### [INPUT DATA]
-------
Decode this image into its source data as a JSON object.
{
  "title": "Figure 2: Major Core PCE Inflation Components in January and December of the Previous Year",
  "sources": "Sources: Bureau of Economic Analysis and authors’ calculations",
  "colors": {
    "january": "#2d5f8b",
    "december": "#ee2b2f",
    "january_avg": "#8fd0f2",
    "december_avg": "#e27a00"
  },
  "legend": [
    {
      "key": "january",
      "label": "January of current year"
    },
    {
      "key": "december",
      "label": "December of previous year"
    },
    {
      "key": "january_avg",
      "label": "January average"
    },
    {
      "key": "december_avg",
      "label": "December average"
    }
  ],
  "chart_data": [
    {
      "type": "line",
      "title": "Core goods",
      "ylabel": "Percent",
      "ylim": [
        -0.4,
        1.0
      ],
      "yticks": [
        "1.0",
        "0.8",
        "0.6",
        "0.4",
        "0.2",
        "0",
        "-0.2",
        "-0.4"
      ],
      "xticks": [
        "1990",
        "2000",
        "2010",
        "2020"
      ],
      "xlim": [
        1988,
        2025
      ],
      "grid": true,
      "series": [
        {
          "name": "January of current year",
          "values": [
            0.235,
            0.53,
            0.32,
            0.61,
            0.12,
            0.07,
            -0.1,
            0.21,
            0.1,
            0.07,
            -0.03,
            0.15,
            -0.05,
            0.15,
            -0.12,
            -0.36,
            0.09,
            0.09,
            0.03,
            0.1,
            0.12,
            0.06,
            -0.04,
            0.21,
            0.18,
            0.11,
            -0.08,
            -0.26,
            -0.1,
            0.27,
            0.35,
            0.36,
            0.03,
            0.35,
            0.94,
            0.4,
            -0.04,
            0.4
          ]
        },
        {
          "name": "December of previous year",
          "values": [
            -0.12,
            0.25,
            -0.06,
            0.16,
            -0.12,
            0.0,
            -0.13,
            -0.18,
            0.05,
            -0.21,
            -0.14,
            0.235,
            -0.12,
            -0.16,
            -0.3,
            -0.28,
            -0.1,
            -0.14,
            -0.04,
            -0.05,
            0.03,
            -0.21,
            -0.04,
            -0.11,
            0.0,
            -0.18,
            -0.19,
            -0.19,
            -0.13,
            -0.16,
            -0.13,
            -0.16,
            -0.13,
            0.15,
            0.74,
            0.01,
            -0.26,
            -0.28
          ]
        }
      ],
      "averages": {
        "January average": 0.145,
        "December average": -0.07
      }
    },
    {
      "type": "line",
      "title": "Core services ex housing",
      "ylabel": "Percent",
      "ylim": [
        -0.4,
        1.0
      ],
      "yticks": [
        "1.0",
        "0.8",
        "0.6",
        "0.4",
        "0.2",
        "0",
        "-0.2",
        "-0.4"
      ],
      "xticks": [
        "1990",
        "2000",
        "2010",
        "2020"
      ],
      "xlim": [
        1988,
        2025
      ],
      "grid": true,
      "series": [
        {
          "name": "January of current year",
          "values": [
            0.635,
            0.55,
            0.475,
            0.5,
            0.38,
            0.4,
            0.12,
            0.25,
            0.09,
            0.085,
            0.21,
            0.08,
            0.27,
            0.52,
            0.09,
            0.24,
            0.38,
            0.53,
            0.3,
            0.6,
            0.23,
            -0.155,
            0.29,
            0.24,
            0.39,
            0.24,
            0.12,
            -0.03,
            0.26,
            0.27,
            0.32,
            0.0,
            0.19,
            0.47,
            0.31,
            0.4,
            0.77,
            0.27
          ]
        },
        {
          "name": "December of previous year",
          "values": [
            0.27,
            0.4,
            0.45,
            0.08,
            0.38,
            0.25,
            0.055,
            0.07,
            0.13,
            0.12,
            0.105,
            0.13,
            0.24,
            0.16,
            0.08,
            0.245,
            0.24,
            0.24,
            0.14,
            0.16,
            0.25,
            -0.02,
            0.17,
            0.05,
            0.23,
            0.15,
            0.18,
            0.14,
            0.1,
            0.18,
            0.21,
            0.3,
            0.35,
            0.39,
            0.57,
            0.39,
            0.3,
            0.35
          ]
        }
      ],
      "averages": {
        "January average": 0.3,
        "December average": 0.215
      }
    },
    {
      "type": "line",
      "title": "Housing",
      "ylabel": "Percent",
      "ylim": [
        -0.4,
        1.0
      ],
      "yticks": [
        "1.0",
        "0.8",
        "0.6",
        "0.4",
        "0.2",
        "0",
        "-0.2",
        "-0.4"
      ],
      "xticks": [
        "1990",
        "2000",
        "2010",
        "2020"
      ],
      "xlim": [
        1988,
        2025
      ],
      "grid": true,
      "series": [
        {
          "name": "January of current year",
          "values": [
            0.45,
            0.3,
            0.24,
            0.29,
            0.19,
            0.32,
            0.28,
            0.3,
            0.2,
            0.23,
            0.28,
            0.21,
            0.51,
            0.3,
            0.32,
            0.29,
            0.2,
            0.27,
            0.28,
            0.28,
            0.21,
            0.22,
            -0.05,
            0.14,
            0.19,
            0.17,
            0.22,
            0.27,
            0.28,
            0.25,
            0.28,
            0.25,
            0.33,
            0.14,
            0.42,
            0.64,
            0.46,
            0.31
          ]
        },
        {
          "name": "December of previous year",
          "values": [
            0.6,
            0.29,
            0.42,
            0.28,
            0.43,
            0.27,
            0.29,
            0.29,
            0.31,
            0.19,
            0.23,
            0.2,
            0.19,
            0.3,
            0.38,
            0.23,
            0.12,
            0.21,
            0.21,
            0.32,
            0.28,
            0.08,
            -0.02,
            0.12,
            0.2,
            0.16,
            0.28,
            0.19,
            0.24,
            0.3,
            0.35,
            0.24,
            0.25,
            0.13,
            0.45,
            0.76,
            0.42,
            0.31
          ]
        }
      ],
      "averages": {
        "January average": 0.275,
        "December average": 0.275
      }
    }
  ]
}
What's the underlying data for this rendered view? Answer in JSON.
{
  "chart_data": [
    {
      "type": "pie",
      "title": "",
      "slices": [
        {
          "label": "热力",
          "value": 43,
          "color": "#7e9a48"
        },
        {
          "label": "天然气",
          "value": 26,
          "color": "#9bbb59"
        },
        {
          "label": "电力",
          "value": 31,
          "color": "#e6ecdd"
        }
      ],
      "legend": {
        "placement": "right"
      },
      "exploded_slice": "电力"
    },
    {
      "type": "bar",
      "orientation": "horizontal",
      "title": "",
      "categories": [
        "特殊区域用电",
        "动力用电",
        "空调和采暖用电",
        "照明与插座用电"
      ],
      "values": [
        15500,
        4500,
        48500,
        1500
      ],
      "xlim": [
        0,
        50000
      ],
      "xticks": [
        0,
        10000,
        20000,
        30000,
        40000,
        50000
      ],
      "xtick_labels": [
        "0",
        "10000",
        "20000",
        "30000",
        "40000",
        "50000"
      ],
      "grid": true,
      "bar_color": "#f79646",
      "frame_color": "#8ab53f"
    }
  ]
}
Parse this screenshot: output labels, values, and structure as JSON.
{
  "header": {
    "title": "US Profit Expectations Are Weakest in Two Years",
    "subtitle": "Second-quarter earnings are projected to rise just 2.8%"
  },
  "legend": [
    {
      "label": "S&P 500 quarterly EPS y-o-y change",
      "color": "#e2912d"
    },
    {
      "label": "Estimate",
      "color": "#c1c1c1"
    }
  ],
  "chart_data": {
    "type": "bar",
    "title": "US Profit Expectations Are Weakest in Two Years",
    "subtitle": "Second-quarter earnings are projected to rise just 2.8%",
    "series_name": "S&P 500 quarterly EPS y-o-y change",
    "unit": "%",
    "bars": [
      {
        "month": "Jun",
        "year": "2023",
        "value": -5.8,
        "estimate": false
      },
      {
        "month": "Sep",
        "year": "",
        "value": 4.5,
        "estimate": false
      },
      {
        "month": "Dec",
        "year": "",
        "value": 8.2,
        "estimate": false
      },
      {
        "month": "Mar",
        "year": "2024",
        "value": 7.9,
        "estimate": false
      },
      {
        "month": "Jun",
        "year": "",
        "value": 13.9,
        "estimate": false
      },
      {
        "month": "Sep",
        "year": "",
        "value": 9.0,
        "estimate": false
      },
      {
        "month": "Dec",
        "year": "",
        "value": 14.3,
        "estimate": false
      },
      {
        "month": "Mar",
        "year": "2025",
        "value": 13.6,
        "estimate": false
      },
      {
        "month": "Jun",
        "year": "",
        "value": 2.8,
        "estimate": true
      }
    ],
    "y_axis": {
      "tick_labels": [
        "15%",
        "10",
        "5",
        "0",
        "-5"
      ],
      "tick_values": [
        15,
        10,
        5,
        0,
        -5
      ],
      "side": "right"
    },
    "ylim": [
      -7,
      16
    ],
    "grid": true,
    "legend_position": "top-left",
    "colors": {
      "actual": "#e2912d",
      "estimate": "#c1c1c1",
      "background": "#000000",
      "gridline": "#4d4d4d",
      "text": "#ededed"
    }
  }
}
-------
### [WHAT IS ASKED]
In the entries above, find the lines containing the word "just" and say how many there are, with no other words.

### [RESULT OF THIS EXERCISE]
2